-- Start of Provided records --
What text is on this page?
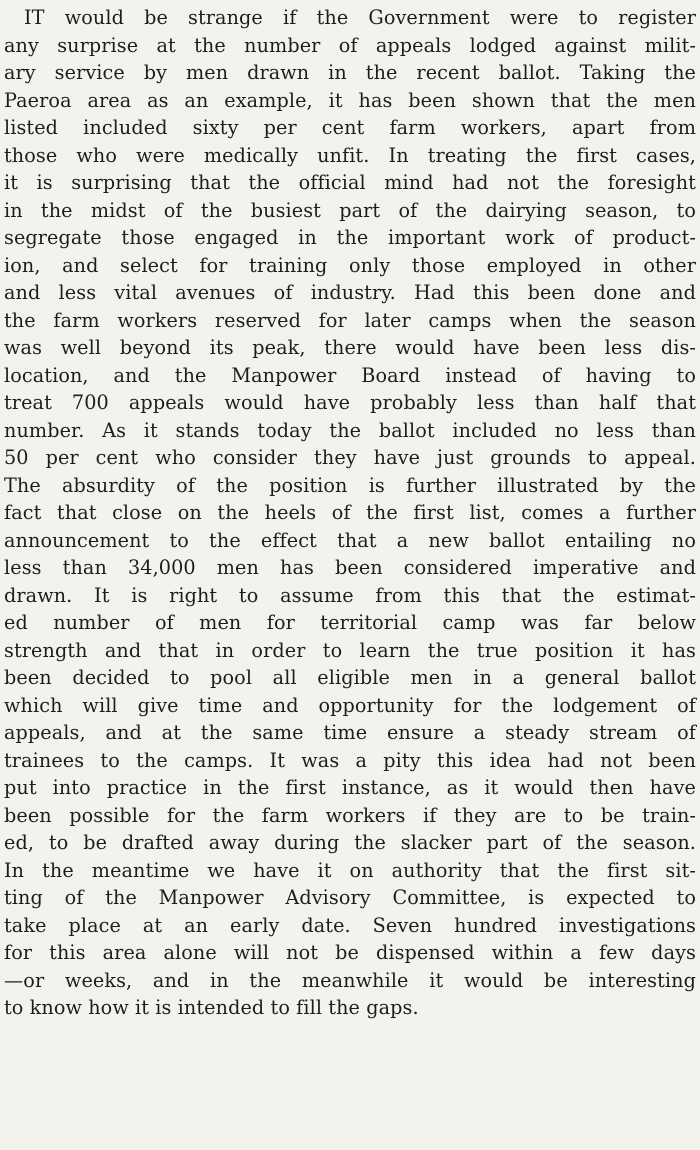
IT would be strange if the Government were to register
any surprise at the number of appeals lodged against milit-
ary service by men drawn in the recent ballot. Taking the
Paeroa area as an example, it has been shown that the men
listed included sixty per cent farm workers, apart from
those who were medically unfit. In treating the first cases,
it is surprising that the official mind had not the foresight
in the midst of the busiest part of the dairying season, to
segregate those engaged in the important work of product-
ion, and select for training only those employed in other
and less vital avenues of industry. Had this been done and
the farm workers reserved for later camps when the season
was well beyond its peak, there would have been less dis-
location, and the Manpower Board instead of having to
treat 700 appeals would have probably less than half that
number. As it stands today the ballot included no less than
50 per cent who consider they have just grounds to appeal.
The absurdity of the position is further illustrated by the
fact that close on the heels of the first list, comes a further
announcement to the effect that a new ballot entailing no
less than 34,000 men has been considered imperative and
drawn. It is right to assume from this that the estimat-
ed number of men for territorial camp was far below
strength and that in order to learn the true position it has
been decided to pool all eligible men in a general ballot
which will give time and opportunity for the lodgement of
appeals, and at the same time ensure a steady stream of
trainees to the camps. It was a pity this idea had not been
put into practice in the first instance, as it would then have
been possible for the farm workers if they are to be train-
ed, to be drafted away during the slacker part of the season.
In the meantime we have it on authority that the first sit-
ting of the Manpower Advisory Committee, is expected to
take place at an early date. Seven hundred investigations
for this area alone will not be dispensed within a few days
—or weeks, and in the meanwhile it would be interesting
to know how it is intended to fill the gaps.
-- End of Provided records --
* [Short exercise]: Reproduce the full listing above verbatim, with no pictures included.

* [Completed task]:
What text is on this page?
IT would be strange if the Government were to register
any surprise at the number of appeals lodged against milit-
ary service by men drawn in the recent ballot. Taking the
Paeroa area as an example, it has been shown that the men
listed included sixty per cent farm workers, apart from
those who were medically unfit. In treating the first cases,
it is surprising that the official mind had not the foresight
in the midst of the busiest part of the dairying season, to
segregate those engaged in the important work of product-
ion, and select for training only those employed in other
and less vital avenues of industry. Had this been done and
the farm workers reserved for later camps when the season
was well beyond its peak, there would have been less dis-
location, and the Manpower Board instead of having to
treat 700 appeals would have probably less than half that
number. As it stands today the ballot included no less than
50 per cent who consider they have just grounds to appeal.
The absurdity of the position is further illustrated by the
fact that close on the heels of the first list, comes a further
announcement to the effect that a new ballot entailing no
less than 34,000 men has been considered imperative and
drawn. It is right to assume from this that the estimat-
ed number of men for territorial camp was far below
strength and that in order to learn the true position it has
been decided to pool all eligible men in a general ballot
which will give time and opportunity for the lodgement of
appeals, and at the same time ensure a steady stream of
trainees to the camps. It was a pity this idea had not been
put into practice in the first instance, as it would then have
been possible for the farm workers if they are to be train-
ed, to be drafted away during the slacker part of the season.
In the meantime we have it on authority that the first sit-
ting of the Manpower Advisory Committee, is expected to
take place at an early date. Seven hundred investigations
for this area alone will not be dispensed within a few days
—or weeks, and in the meanwhile it would be interesting
to know how it is intended to fill the gaps.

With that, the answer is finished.